Reproduce the listing word for word, leaving every picture behind.

Figure contents as structured data

--

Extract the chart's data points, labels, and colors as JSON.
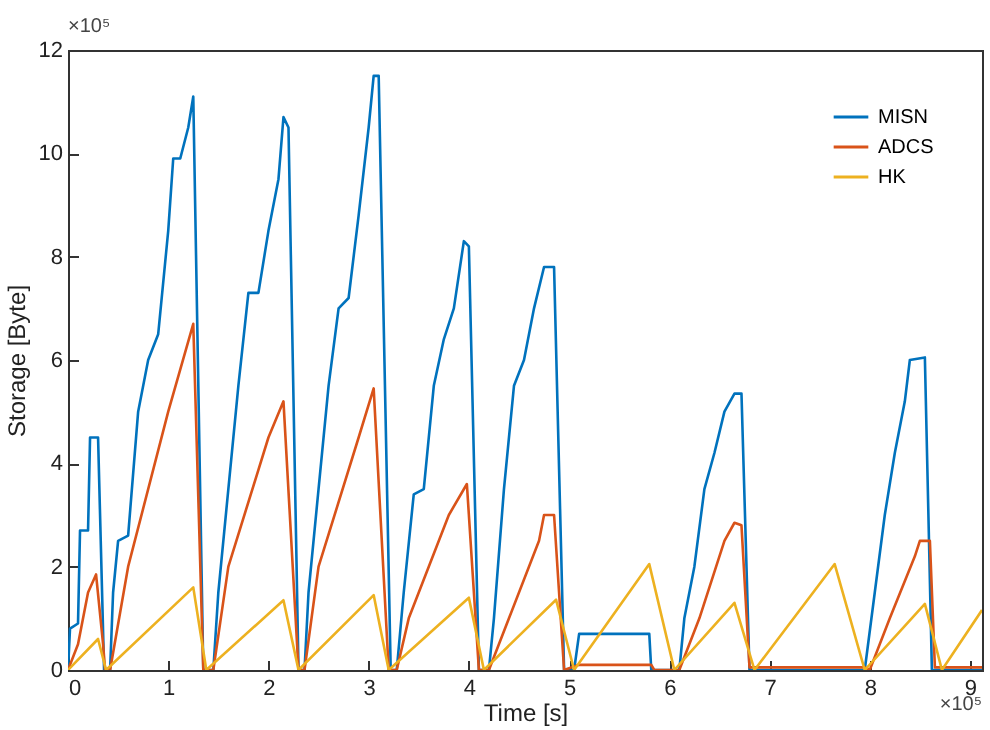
{
  "chart_data": {
    "type": "line",
    "xlabel": "Time [s]",
    "ylabel": "Storage [Byte]",
    "annotations": [
      "×10⁵",
      "×10⁵"
    ],
    "xlim": [
      0,
      9.12
    ],
    "xticks": [
      0,
      1,
      2,
      3,
      4,
      5,
      6,
      7,
      8,
      9
    ],
    "ylim": [
      0,
      12
    ],
    "yticks": [
      0,
      2,
      4,
      6,
      8,
      10,
      12
    ],
    "grid": false,
    "legend": "top right",
    "marker": "none",
    "line_style": "solid",
    "series": [
      {
        "name": "MISN",
        "color": "#0072bd",
        "x": [
          0,
          0.02,
          0.1,
          0.12,
          0.2,
          0.22,
          0.3,
          0.36,
          0.42,
          0.45,
          0.5,
          0.6,
          0.7,
          0.8,
          0.9,
          1.0,
          1.05,
          1.12,
          1.2,
          1.25,
          1.35,
          1.45,
          1.5,
          1.6,
          1.7,
          1.8,
          1.9,
          2.0,
          2.1,
          2.15,
          2.2,
          2.3,
          2.36,
          2.4,
          2.5,
          2.6,
          2.7,
          2.8,
          2.9,
          3.0,
          3.05,
          3.1,
          3.22,
          3.28,
          3.35,
          3.45,
          3.55,
          3.65,
          3.75,
          3.85,
          3.95,
          4.0,
          4.1,
          4.2,
          4.25,
          4.35,
          4.45,
          4.55,
          4.65,
          4.75,
          4.85,
          4.95,
          5.05,
          5.1,
          5.8,
          5.82,
          6.1,
          6.15,
          6.25,
          6.35,
          6.45,
          6.55,
          6.65,
          6.72,
          6.8,
          7.95,
          8.05,
          8.15,
          8.25,
          8.35,
          8.4,
          8.55,
          8.62,
          9.12
        ],
        "values": [
          0,
          0.8,
          0.9,
          2.7,
          2.7,
          4.5,
          4.5,
          0,
          0,
          1.5,
          2.5,
          2.6,
          5,
          6,
          6.5,
          8.5,
          9.9,
          9.9,
          10.5,
          11.1,
          0,
          0,
          1.5,
          3.5,
          5.5,
          7.3,
          7.3,
          8.5,
          9.5,
          10.7,
          10.5,
          0,
          0,
          1.5,
          3.5,
          5.5,
          7,
          7.2,
          8.8,
          10.5,
          11.5,
          11.5,
          0,
          0,
          1.5,
          3.4,
          3.5,
          5.5,
          6.4,
          7,
          8.3,
          8.2,
          0,
          0,
          1,
          3.5,
          5.5,
          6,
          7,
          7.8,
          7.8,
          0,
          0,
          0.7,
          0.7,
          0,
          0,
          1,
          2,
          3.5,
          4.2,
          5,
          5.35,
          5.35,
          0,
          0,
          1.5,
          3,
          4.2,
          5.2,
          6,
          6.05,
          0,
          0
        ]
      },
      {
        "name": "ADCS",
        "color": "#d95319",
        "x": [
          0,
          0.1,
          0.2,
          0.28,
          0.35,
          0.37,
          0.42,
          0.6,
          1.0,
          1.25,
          1.35,
          1.45,
          1.6,
          2.0,
          2.15,
          2.3,
          2.36,
          2.5,
          2.9,
          3.05,
          3.2,
          3.28,
          3.4,
          3.8,
          3.98,
          4.1,
          4.2,
          4.4,
          4.7,
          4.75,
          4.85,
          4.95,
          5.1,
          5.82,
          5.85,
          6.1,
          6.3,
          6.55,
          6.65,
          6.72,
          6.8,
          7.95,
          8.0,
          8.2,
          8.45,
          8.5,
          8.6,
          8.65,
          9.12
        ],
        "values": [
          0,
          0.5,
          1.5,
          1.85,
          0.5,
          0,
          0,
          2,
          5,
          6.7,
          0,
          0,
          2,
          4.5,
          5.2,
          0,
          0,
          2,
          4.5,
          5.45,
          0,
          0,
          1,
          3,
          3.6,
          0,
          0,
          1,
          2.5,
          3,
          3,
          0,
          0.1,
          0.1,
          0,
          0,
          1,
          2.5,
          2.85,
          2.8,
          0.05,
          0.05,
          0,
          1,
          2.2,
          2.5,
          2.5,
          0.05,
          0.05
        ]
      },
      {
        "name": "HK",
        "color": "#edb120",
        "x": [
          0,
          0.3,
          0.38,
          1.25,
          1.38,
          2.15,
          2.3,
          3.05,
          3.2,
          4.0,
          4.15,
          4.87,
          5.05,
          5.8,
          6.05,
          6.65,
          6.85,
          7.65,
          7.95,
          8.55,
          8.72,
          9.12
        ],
        "values": [
          0,
          0.6,
          0,
          1.6,
          0,
          1.35,
          0,
          1.45,
          0,
          1.4,
          0,
          1.36,
          0,
          2.05,
          0,
          1.3,
          0,
          2.05,
          0,
          1.28,
          0,
          1.16
        ]
      }
    ]
  }
}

--

• [Solution below]
Extract the chart's data points, labels, and colors as JSON.
{
  "chart_data": {
    "type": "line",
    "xlabel": "Time [s]",
    "ylabel": "Storage [Byte]",
    "annotations": [
      "×10⁵",
      "×10⁵"
    ],
    "xlim": [
      0,
      9.12
    ],
    "xticks": [
      0,
      1,
      2,
      3,
      4,
      5,
      6,
      7,
      8,
      9
    ],
    "ylim": [
      0,
      12
    ],
    "yticks": [
      0,
      2,
      4,
      6,
      8,
      10,
      12
    ],
    "grid": false,
    "legend": "top right",
    "marker": "none",
    "line_style": "solid",
    "series": [
      {
        "name": "MISN",
        "color": "#0072bd",
        "x": [
          0,
          0.02,
          0.1,
          0.12,
          0.2,
          0.22,
          0.3,
          0.36,
          0.42,
          0.45,
          0.5,
          0.6,
          0.7,
          0.8,
          0.9,
          1.0,
          1.05,
          1.12,
          1.2,
          1.25,
          1.35,
          1.45,
          1.5,
          1.6,
          1.7,
          1.8,
          1.9,
          2.0,
          2.1,
          2.15,
          2.2,
          2.3,
          2.36,
          2.4,
          2.5,
          2.6,
          2.7,
          2.8,
          2.9,
          3.0,
          3.05,
          3.1,
          3.22,
          3.28,
          3.35,
          3.45,
          3.55,
          3.65,
          3.75,
          3.85,
          3.95,
          4.0,
          4.1,
          4.2,
          4.25,
          4.35,
          4.45,
          4.55,
          4.65,
          4.75,
          4.85,
          4.95,
          5.05,
          5.1,
          5.8,
          5.82,
          6.1,
          6.15,
          6.25,
          6.35,
          6.45,
          6.55,
          6.65,
          6.72,
          6.8,
          7.95,
          8.05,
          8.15,
          8.25,
          8.35,
          8.4,
          8.55,
          8.62,
          9.12
        ],
        "values": [
          0,
          0.8,
          0.9,
          2.7,
          2.7,
          4.5,
          4.5,
          0,
          0,
          1.5,
          2.5,
          2.6,
          5,
          6,
          6.5,
          8.5,
          9.9,
          9.9,
          10.5,
          11.1,
          0,
          0,
          1.5,
          3.5,
          5.5,
          7.3,
          7.3,
          8.5,
          9.5,
          10.7,
          10.5,
          0,
          0,
          1.5,
          3.5,
          5.5,
          7,
          7.2,
          8.8,
          10.5,
          11.5,
          11.5,
          0,
          0,
          1.5,
          3.4,
          3.5,
          5.5,
          6.4,
          7,
          8.3,
          8.2,
          0,
          0,
          1,
          3.5,
          5.5,
          6,
          7,
          7.8,
          7.8,
          0,
          0,
          0.7,
          0.7,
          0,
          0,
          1,
          2,
          3.5,
          4.2,
          5,
          5.35,
          5.35,
          0,
          0,
          1.5,
          3,
          4.2,
          5.2,
          6,
          6.05,
          0,
          0
        ]
      },
      {
        "name": "ADCS",
        "color": "#d95319",
        "x": [
          0,
          0.1,
          0.2,
          0.28,
          0.35,
          0.37,
          0.42,
          0.6,
          1.0,
          1.25,
          1.35,
          1.45,
          1.6,
          2.0,
          2.15,
          2.3,
          2.36,
          2.5,
          2.9,
          3.05,
          3.2,
          3.28,
          3.4,
          3.8,
          3.98,
          4.1,
          4.2,
          4.4,
          4.7,
          4.75,
          4.85,
          4.95,
          5.1,
          5.82,
          5.85,
          6.1,
          6.3,
          6.55,
          6.65,
          6.72,
          6.8,
          7.95,
          8.0,
          8.2,
          8.45,
          8.5,
          8.6,
          8.65,
          9.12
        ],
        "values": [
          0,
          0.5,
          1.5,
          1.85,
          0.5,
          0,
          0,
          2,
          5,
          6.7,
          0,
          0,
          2,
          4.5,
          5.2,
          0,
          0,
          2,
          4.5,
          5.45,
          0,
          0,
          1,
          3,
          3.6,
          0,
          0,
          1,
          2.5,
          3,
          3,
          0,
          0.1,
          0.1,
          0,
          0,
          1,
          2.5,
          2.85,
          2.8,
          0.05,
          0.05,
          0,
          1,
          2.2,
          2.5,
          2.5,
          0.05,
          0.05
        ]
      },
      {
        "name": "HK",
        "color": "#edb120",
        "x": [
          0,
          0.3,
          0.38,
          1.25,
          1.38,
          2.15,
          2.3,
          3.05,
          3.2,
          4.0,
          4.15,
          4.87,
          5.05,
          5.8,
          6.05,
          6.65,
          6.85,
          7.65,
          7.95,
          8.55,
          8.72,
          9.12
        ],
        "values": [
          0,
          0.6,
          0,
          1.6,
          0,
          1.35,
          0,
          1.45,
          0,
          1.4,
          0,
          1.36,
          0,
          2.05,
          0,
          1.3,
          0,
          2.05,
          0,
          1.28,
          0,
          1.16
        ]
      }
    ]
  }
}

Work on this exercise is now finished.